Document section>
>>>

Ancient Origins Tour IRAQ

Ancient Origins Tour IRAQ Mobile

Pallasite - Fukang Meteorite

Space Rock Mystery: Where Did the Fukang Meteorite Come From?


The Fukang Meteorite is the name given to a meteorite that was discovered in China. The Fukang Meteorite belongs to a class of stony-iron meteorite known as Pallasite, which may be recognized by the fragments of olivine crystals embedded in an iron-nickel matrix. According to one source, the stunning slices of such a meteorite, when illuminated from the back, are “reminiscent of stained glass windows crafted in the ancient solar system.”

Was the Fukang Meteorite Up For Sale?

Part of the Fukang Meteorite was recently sold at auction. In February 2021 Christie’s reports that it sold an “end wedge of the most beautiful extraterrestrial substance known.” Just that portion of the meteorite alone fetched a whopping 30,000 USD for the seller – well over the 3,500-4,500 USD estimate. So what makes the Fukang Meteorite so special?

For one thing, it’s not a “common meteorite.” Pallasites are an extremely rare type of meteorite. This is due to the fact that most Pallasites do not survive their descent through the Earth’s atmosphere. It has been estimated that less than 1 % of all meteorites are Pallasites. Therefore, the Fukang Meteorite has often been hailed as one of the greatest meteorite discoveries of the 21st century.

Out of this world, quite literally: The beautiful and mysterious Fukang meteorite. (Katexic Clippings Newsletter/CC BY 2.0)

Discovering the Meteorite

The Fukang Meteorite was discovered near the town of Fukang in Xinjiang, an autonomous region in the northwestern part of China. The meteorite was discovered in 2000 by an anonymous hiker. This hiker is said to have often stopped on a giant rock to have his lunch. He became curious about the type of rock, which seemed metallic and had crystals in it, that he had been resting on. The man decided to break some pieces of the rock off, and had them send to the United States, where it was confirmed that the sample he had sent was from a meteorite.

<<<

Task to carry out> Copy the passage on the Fukang Meteorite word for word, between "Discovering the Meteorite" and "from a meteorite.", inclusive. The rows that come next aren't needed for anything here.

Recorded data>
>>>

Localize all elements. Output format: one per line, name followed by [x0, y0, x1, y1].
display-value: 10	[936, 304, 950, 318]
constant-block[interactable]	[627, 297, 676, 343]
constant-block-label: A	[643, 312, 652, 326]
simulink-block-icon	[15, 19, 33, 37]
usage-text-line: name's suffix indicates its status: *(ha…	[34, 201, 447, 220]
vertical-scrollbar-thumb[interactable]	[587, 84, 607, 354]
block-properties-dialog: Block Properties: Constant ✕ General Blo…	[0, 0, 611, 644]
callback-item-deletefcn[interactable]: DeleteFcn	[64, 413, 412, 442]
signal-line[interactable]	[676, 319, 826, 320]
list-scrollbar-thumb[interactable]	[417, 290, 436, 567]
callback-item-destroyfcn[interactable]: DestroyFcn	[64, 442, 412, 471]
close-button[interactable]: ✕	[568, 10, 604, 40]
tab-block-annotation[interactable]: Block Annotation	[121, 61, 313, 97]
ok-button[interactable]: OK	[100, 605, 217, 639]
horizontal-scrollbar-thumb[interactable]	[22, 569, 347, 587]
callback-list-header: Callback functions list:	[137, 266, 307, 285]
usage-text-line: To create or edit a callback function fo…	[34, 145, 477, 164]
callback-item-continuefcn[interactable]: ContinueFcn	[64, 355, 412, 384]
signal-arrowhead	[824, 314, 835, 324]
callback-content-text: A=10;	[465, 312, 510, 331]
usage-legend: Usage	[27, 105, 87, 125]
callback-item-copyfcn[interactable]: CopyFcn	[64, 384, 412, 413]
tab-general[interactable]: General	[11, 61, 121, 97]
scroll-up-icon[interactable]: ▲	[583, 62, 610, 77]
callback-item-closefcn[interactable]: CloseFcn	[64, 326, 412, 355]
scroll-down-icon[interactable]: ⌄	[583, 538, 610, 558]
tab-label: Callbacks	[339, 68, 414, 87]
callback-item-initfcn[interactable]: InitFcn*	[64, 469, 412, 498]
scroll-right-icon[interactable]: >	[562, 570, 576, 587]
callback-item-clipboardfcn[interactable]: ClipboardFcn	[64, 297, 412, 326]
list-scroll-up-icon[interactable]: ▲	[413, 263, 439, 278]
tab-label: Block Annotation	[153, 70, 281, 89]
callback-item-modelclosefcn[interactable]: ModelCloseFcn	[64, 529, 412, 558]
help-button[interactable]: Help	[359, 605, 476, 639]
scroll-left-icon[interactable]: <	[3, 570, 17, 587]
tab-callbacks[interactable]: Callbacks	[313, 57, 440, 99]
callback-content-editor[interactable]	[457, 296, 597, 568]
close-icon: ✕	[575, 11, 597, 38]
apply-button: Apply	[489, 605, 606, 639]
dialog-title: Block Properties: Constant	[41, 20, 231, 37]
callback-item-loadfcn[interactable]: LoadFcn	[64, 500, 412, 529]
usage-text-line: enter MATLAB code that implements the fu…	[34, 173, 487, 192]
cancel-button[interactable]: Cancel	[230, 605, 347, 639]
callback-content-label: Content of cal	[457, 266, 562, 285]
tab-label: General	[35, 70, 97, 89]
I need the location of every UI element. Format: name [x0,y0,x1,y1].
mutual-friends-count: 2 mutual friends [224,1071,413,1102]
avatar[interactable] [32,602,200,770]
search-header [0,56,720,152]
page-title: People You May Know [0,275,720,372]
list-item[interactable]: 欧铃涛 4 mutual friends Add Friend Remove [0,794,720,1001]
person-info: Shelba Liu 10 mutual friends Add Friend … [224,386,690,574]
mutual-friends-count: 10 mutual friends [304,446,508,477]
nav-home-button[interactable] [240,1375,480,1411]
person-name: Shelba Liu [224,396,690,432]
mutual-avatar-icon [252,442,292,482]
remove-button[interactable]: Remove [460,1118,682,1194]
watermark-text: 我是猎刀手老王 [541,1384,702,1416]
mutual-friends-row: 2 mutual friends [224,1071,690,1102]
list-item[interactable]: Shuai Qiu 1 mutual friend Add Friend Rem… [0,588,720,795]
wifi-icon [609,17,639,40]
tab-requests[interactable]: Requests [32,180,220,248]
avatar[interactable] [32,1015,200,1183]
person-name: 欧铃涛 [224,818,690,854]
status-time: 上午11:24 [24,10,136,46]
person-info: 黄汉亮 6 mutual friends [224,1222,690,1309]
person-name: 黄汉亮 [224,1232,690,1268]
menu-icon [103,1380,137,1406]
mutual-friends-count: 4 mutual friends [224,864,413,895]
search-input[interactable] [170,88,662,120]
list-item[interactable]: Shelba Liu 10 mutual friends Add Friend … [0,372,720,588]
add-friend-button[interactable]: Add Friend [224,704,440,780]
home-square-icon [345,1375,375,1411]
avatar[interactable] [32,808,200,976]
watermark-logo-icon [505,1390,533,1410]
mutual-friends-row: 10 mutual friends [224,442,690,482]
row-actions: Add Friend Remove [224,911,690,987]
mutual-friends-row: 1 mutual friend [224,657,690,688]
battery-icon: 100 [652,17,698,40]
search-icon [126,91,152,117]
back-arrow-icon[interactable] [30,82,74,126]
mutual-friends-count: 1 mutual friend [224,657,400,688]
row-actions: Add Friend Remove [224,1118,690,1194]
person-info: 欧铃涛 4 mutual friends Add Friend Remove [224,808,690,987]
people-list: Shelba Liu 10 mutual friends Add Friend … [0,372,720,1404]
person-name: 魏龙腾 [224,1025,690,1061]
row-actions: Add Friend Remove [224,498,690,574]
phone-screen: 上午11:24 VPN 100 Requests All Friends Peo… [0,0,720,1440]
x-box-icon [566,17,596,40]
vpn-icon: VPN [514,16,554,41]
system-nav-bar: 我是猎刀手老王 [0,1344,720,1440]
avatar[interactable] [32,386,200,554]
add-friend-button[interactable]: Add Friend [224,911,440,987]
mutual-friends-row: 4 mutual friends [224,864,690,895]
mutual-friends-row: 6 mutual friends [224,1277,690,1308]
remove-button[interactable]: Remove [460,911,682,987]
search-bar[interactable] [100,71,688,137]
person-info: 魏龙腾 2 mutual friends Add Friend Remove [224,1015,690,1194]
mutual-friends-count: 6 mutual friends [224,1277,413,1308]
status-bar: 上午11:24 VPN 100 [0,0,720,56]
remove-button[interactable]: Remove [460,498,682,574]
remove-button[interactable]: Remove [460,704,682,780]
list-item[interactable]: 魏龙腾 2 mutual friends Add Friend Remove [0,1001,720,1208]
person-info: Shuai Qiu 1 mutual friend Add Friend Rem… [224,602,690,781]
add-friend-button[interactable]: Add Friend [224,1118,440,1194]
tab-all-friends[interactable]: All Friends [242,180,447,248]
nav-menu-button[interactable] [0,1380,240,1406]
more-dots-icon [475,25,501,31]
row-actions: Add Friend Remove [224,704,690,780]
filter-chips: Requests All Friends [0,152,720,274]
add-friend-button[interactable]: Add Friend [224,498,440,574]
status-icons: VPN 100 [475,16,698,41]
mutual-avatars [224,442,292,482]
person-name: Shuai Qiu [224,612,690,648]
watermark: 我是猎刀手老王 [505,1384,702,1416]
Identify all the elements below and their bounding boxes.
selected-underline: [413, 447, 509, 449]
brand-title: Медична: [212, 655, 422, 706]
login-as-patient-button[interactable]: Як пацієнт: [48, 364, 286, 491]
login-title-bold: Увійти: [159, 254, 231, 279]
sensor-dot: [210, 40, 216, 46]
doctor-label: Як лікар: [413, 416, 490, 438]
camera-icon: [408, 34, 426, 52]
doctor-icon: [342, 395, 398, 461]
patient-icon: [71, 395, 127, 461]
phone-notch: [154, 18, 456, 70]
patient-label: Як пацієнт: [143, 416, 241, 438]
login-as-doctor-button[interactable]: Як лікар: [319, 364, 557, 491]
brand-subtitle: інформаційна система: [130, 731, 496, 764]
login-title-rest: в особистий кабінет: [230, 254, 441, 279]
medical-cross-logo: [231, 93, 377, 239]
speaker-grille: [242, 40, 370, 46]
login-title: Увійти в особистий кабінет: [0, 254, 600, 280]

<<<

Solution to this exercise>
Discovering the Meteorite

The Fukang Meteorite was discovered near the town of Fukang in Xinjiang, an autonomous region in the northwestern part of China. The meteorite was discovered in 2000 by an anonymous hiker. This hiker is said to have often stopped on a giant rock to have his lunch. He became curious about the type of rock, which seemed metallic and had crystals in it, that he had been resting on. The man decided to break some pieces of the rock off, and had them send to the United States, where it was confirmed that the sample he had sent was from a meteorite.